** Start of EXTRACTED ENTRIES **

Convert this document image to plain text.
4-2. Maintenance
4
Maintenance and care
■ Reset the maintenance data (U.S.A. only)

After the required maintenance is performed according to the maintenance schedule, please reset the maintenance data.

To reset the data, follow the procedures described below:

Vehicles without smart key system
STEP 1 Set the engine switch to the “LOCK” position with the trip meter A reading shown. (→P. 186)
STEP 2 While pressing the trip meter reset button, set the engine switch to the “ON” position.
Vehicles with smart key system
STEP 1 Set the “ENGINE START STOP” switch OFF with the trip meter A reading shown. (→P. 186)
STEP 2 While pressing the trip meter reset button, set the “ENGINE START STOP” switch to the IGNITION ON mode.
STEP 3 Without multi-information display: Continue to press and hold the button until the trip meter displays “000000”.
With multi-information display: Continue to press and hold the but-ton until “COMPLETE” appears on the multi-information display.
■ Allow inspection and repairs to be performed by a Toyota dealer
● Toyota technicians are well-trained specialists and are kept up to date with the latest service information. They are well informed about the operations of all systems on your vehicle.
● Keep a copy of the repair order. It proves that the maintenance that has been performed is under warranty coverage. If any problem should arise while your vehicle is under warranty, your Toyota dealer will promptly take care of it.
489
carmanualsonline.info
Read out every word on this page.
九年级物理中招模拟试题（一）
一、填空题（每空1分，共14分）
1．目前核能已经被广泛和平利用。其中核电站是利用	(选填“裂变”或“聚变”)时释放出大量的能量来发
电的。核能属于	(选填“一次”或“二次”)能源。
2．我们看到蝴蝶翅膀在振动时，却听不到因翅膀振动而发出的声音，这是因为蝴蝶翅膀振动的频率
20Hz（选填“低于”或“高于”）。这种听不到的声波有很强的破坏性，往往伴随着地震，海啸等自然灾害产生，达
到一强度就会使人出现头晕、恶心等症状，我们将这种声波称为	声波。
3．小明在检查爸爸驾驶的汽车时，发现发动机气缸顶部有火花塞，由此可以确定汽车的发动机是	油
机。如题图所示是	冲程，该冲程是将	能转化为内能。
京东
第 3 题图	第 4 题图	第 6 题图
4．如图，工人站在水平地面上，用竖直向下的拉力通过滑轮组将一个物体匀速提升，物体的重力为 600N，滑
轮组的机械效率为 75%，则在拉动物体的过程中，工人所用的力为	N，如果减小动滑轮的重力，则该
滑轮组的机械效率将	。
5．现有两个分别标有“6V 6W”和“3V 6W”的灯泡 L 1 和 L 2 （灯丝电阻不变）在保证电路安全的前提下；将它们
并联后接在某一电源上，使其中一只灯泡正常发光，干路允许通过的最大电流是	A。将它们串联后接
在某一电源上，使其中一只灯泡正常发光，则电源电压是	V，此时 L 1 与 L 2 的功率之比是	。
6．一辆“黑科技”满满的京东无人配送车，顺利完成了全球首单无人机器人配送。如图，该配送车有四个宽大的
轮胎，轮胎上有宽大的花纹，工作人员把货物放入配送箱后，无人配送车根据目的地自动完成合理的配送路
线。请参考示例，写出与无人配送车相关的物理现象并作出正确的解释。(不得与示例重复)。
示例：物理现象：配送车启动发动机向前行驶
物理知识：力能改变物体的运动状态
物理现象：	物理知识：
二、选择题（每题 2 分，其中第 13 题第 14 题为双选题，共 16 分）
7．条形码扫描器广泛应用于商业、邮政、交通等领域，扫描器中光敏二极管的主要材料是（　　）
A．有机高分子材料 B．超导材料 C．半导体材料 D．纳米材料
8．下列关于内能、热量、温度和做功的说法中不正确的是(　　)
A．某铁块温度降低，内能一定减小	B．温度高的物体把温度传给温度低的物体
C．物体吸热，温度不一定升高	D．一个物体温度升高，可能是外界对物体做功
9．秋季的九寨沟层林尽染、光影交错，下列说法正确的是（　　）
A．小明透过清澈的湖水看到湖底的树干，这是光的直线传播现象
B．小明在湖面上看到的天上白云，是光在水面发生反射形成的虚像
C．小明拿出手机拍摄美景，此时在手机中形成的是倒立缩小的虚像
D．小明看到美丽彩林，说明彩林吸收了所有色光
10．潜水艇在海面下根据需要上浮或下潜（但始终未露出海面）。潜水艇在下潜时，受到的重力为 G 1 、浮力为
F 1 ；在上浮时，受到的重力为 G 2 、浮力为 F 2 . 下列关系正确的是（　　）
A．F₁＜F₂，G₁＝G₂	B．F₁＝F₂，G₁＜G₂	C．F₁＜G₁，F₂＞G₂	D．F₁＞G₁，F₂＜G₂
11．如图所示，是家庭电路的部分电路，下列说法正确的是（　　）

** End of EXTRACTED ENTRIES **

WHAT IS EXPECTED >>
Restate each of the entries above verbatim.

EXERCISE RESPONSE >>
Convert this document image to plain text.
4-2. Maintenance
4
Maintenance and care
■ Reset the maintenance data (U.S.A. only)

After the required maintenance is performed according to the maintenance schedule, please reset the maintenance data.

To reset the data, follow the procedures described below:

Vehicles without smart key system
STEP 1 Set the engine switch to the “LOCK” position with the trip meter A reading shown. (→P. 186)
STEP 2 While pressing the trip meter reset button, set the engine switch to the “ON” position.
Vehicles with smart key system
STEP 1 Set the “ENGINE START STOP” switch OFF with the trip meter A reading shown. (→P. 186)
STEP 2 While pressing the trip meter reset button, set the “ENGINE START STOP” switch to the IGNITION ON mode.
STEP 3 Without multi-information display: Continue to press and hold the button until the trip meter displays “000000”.
With multi-information display: Continue to press and hold the but-ton until “COMPLETE” appears on the multi-information display.
■ Allow inspection and repairs to be performed by a Toyota dealer
● Toyota technicians are well-trained specialists and are kept up to date with the latest service information. They are well informed about the operations of all systems on your vehicle.
● Keep a copy of the repair order. It proves that the maintenance that has been performed is under warranty coverage. If any problem should arise while your vehicle is under warranty, your Toyota dealer will promptly take care of it.
489
carmanualsonline.info
Read out every word on this page.
九年级物理中招模拟试题（一）
一、填空题（每空1分，共14分）
1．目前核能已经被广泛和平利用。其中核电站是利用	(选填“裂变”或“聚变”)时释放出大量的能量来发
电的。核能属于	(选填“一次”或“二次”)能源。
2．我们看到蝴蝶翅膀在振动时，却听不到因翅膀振动而发出的声音，这是因为蝴蝶翅膀振动的频率
20Hz（选填“低于”或“高于”）。这种听不到的声波有很强的破坏性，往往伴随着地震，海啸等自然灾害产生，达
到一强度就会使人出现头晕、恶心等症状，我们将这种声波称为	声波。
3．小明在检查爸爸驾驶的汽车时，发现发动机气缸顶部有火花塞，由此可以确定汽车的发动机是	油
机。如题图所示是	冲程，该冲程是将	能转化为内能。
京东
第 3 题图	第 4 题图	第 6 题图
4．如图，工人站在水平地面上，用竖直向下的拉力通过滑轮组将一个物体匀速提升，物体的重力为 600N，滑
轮组的机械效率为 75%，则在拉动物体的过程中，工人所用的力为	N，如果减小动滑轮的重力，则该
滑轮组的机械效率将	。
5．现有两个分别标有“6V 6W”和“3V 6W”的灯泡 L 1 和 L 2 （灯丝电阻不变）在保证电路安全的前提下；将它们
并联后接在某一电源上，使其中一只灯泡正常发光，干路允许通过的最大电流是	A。将它们串联后接
在某一电源上，使其中一只灯泡正常发光，则电源电压是	V，此时 L 1 与 L 2 的功率之比是	。
6．一辆“黑科技”满满的京东无人配送车，顺利完成了全球首单无人机器人配送。如图，该配送车有四个宽大的
轮胎，轮胎上有宽大的花纹，工作人员把货物放入配送箱后，无人配送车根据目的地自动完成合理的配送路
线。请参考示例，写出与无人配送车相关的物理现象并作出正确的解释。(不得与示例重复)。
示例：物理现象：配送车启动发动机向前行驶
物理知识：力能改变物体的运动状态
物理现象：	物理知识：
二、选择题（每题 2 分，其中第 13 题第 14 题为双选题，共 16 分）
7．条形码扫描器广泛应用于商业、邮政、交通等领域，扫描器中光敏二极管的主要材料是（　　）
A．有机高分子材料 B．超导材料 C．半导体材料 D．纳米材料
8．下列关于内能、热量、温度和做功的说法中不正确的是(　　)
A．某铁块温度降低，内能一定减小	B．温度高的物体把温度传给温度低的物体
C．物体吸热，温度不一定升高	D．一个物体温度升高，可能是外界对物体做功
9．秋季的九寨沟层林尽染、光影交错，下列说法正确的是（　　）
A．小明透过清澈的湖水看到湖底的树干，这是光的直线传播现象
B．小明在湖面上看到的天上白云，是光在水面发生反射形成的虚像
C．小明拿出手机拍摄美景，此时在手机中形成的是倒立缩小的虚像
D．小明看到美丽彩林，说明彩林吸收了所有色光
10．潜水艇在海面下根据需要上浮或下潜（但始终未露出海面）。潜水艇在下潜时，受到的重力为 G 1 、浮力为
F 1 ；在上浮时，受到的重力为 G 2 、浮力为 F 2 . 下列关系正确的是（　　）
A．F₁＜F₂，G₁＝G₂	B．F₁＝F₂，G₁＜G₂	C．F₁＜G₁，F₂＞G₂	D．F₁＞G₁，F₂＜G₂
11．如图所示，是家庭电路的部分电路，下列说法正确的是（　　）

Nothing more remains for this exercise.